--- Start Material shown ---

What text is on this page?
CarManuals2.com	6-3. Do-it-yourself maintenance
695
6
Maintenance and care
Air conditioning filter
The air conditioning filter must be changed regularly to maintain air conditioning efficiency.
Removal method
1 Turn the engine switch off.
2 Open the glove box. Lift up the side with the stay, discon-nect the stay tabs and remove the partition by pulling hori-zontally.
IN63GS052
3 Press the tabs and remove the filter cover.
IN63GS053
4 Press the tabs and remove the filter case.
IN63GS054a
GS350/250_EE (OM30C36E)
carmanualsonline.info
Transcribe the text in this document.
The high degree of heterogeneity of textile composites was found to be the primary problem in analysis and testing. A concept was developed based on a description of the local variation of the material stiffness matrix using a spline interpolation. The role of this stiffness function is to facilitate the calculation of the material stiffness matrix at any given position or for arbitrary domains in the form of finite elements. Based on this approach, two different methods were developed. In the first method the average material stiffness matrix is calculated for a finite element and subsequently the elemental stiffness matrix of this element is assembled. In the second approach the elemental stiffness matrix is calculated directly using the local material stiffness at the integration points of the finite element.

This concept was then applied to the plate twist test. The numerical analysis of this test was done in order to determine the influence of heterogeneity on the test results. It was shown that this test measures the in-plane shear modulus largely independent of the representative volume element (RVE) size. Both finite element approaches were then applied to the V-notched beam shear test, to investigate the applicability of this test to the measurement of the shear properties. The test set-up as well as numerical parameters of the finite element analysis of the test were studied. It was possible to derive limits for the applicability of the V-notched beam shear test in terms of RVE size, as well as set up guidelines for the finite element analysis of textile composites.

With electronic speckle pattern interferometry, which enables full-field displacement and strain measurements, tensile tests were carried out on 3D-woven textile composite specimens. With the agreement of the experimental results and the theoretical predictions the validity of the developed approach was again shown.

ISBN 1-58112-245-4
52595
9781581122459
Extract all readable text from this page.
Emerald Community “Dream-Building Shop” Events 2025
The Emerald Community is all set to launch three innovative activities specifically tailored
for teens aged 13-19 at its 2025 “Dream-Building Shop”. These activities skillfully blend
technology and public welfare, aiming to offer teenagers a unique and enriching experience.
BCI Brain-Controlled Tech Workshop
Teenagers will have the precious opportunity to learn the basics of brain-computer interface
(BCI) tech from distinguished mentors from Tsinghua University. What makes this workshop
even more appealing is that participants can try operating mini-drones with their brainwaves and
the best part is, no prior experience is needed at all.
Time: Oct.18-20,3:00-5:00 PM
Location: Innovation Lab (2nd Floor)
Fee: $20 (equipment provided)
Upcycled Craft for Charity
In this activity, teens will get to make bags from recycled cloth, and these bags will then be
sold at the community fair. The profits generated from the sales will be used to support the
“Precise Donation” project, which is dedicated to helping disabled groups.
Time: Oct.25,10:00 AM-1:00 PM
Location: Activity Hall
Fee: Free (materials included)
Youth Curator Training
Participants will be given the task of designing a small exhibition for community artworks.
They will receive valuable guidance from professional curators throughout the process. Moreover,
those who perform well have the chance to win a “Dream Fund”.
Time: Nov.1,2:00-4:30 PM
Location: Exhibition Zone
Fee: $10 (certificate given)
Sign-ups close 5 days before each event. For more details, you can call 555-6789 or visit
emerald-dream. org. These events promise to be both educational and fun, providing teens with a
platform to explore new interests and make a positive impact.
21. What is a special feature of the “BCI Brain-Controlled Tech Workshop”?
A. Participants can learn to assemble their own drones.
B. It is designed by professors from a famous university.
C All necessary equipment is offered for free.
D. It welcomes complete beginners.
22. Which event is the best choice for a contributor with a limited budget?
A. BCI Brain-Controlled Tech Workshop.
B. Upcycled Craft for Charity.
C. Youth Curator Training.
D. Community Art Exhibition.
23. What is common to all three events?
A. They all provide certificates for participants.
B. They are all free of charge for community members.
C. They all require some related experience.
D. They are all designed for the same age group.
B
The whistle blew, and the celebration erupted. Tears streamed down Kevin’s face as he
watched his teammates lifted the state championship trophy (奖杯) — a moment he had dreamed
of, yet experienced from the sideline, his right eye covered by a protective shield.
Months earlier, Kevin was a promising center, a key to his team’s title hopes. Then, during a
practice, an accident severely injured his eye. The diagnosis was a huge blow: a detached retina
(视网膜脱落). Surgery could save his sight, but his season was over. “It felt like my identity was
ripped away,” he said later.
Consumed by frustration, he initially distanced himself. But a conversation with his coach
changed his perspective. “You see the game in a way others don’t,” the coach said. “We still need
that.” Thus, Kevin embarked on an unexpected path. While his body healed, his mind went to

--- End Material shown ---

Written problem: Copy the data above in full, character for character.

Exercise solution:
What text is on this page?
CarManuals2.com	6-3. Do-it-yourself maintenance
695
6
Maintenance and care
Air conditioning filter
The air conditioning filter must be changed regularly to maintain air conditioning efficiency.
Removal method
1 Turn the engine switch off.
2 Open the glove box. Lift up the side with the stay, discon-nect the stay tabs and remove the partition by pulling hori-zontally.
IN63GS052
3 Press the tabs and remove the filter cover.
IN63GS053
4 Press the tabs and remove the filter case.
IN63GS054a
GS350/250_EE (OM30C36E)
carmanualsonline.info
Transcribe the text in this document.
The high degree of heterogeneity of textile composites was found to be the primary problem in analysis and testing. A concept was developed based on a description of the local variation of the material stiffness matrix using a spline interpolation. The role of this stiffness function is to facilitate the calculation of the material stiffness matrix at any given position or for arbitrary domains in the form of finite elements. Based on this approach, two different methods were developed. In the first method the average material stiffness matrix is calculated for a finite element and subsequently the elemental stiffness matrix of this element is assembled. In the second approach the elemental stiffness matrix is calculated directly using the local material stiffness at the integration points of the finite element.

This concept was then applied to the plate twist test. The numerical analysis of this test was done in order to determine the influence of heterogeneity on the test results. It was shown that this test measures the in-plane shear modulus largely independent of the representative volume element (RVE) size. Both finite element approaches were then applied to the V-notched beam shear test, to investigate the applicability of this test to the measurement of the shear properties. The test set-up as well as numerical parameters of the finite element analysis of the test were studied. It was possible to derive limits for the applicability of the V-notched beam shear test in terms of RVE size, as well as set up guidelines for the finite element analysis of textile composites.

With electronic speckle pattern interferometry, which enables full-field displacement and strain measurements, tensile tests were carried out on 3D-woven textile composite specimens. With the agreement of the experimental results and the theoretical predictions the validity of the developed approach was again shown.

ISBN 1-58112-245-4
52595
9781581122459
Extract all readable text from this page.
Emerald Community “Dream-Building Shop” Events 2025
The Emerald Community is all set to launch three innovative activities specifically tailored
for teens aged 13-19 at its 2025 “Dream-Building Shop”. These activities skillfully blend
technology and public welfare, aiming to offer teenagers a unique and enriching experience.
BCI Brain-Controlled Tech Workshop
Teenagers will have the precious opportunity to learn the basics of brain-computer interface
(BCI) tech from distinguished mentors from Tsinghua University. What makes this workshop
even more appealing is that participants can try operating mini-drones with their brainwaves and
the best part is, no prior experience is needed at all.
Time: Oct.18-20,3:00-5:00 PM
Location: Innovation Lab (2nd Floor)
Fee: $20 (equipment provided)
Upcycled Craft for Charity
In this activity, teens will get to make bags from recycled cloth, and these bags will then be
sold at the community fair. The profits generated from the sales will be used to support the
“Precise Donation” project, which is dedicated to helping disabled groups.
Time: Oct.25,10:00 AM-1:00 PM
Location: Activity Hall
Fee: Free (materials included)
Youth Curator Training
Participants will be given the task of designing a small exhibition for community artworks.
They will receive valuable guidance from professional curators throughout the process. Moreover,
those who perform well have the chance to win a “Dream Fund”.
Time: Nov.1,2:00-4:30 PM
Location: Exhibition Zone
Fee: $10 (certificate given)
Sign-ups close 5 days before each event. For more details, you can call 555-6789 or visit
emerald-dream. org. These events promise to be both educational and fun, providing teens with a
platform to explore new interests and make a positive impact.
21. What is a special feature of the “BCI Brain-Controlled Tech Workshop”?
A. Participants can learn to assemble their own drones.
B. It is designed by professors from a famous university.
C All necessary equipment is offered for free.
D. It welcomes complete beginners.
22. Which event is the best choice for a contributor with a limited budget?
A. BCI Brain-Controlled Tech Workshop.
B. Upcycled Craft for Charity.
C. Youth Curator Training.
D. Community Art Exhibition.
23. What is common to all three events?
A. They all provide certificates for participants.
B. They are all free of charge for community members.
C. They all require some related experience.
D. They are all designed for the same age group.
B
The whistle blew, and the celebration erupted. Tears streamed down Kevin’s face as he
watched his teammates lifted the state championship trophy (奖杯) — a moment he had dreamed
of, yet experienced from the sideline, his right eye covered by a protective shield.
Months earlier, Kevin was a promising center, a key to his team’s title hopes. Then, during a
practice, an accident severely injured his eye. The diagnosis was a huge blow: a detached retina
(视网膜脱落). Surgery could save his sight, but his season was over. “It felt like my identity was
ripped away,” he said later.
Consumed by frustration, he initially distanced himself. But a conversation with his coach
changed his perspective. “You see the game in a way others don’t,” the coach said. “We still need
that.” Thus, Kevin embarked on an unexpected path. While his body healed, his mind went to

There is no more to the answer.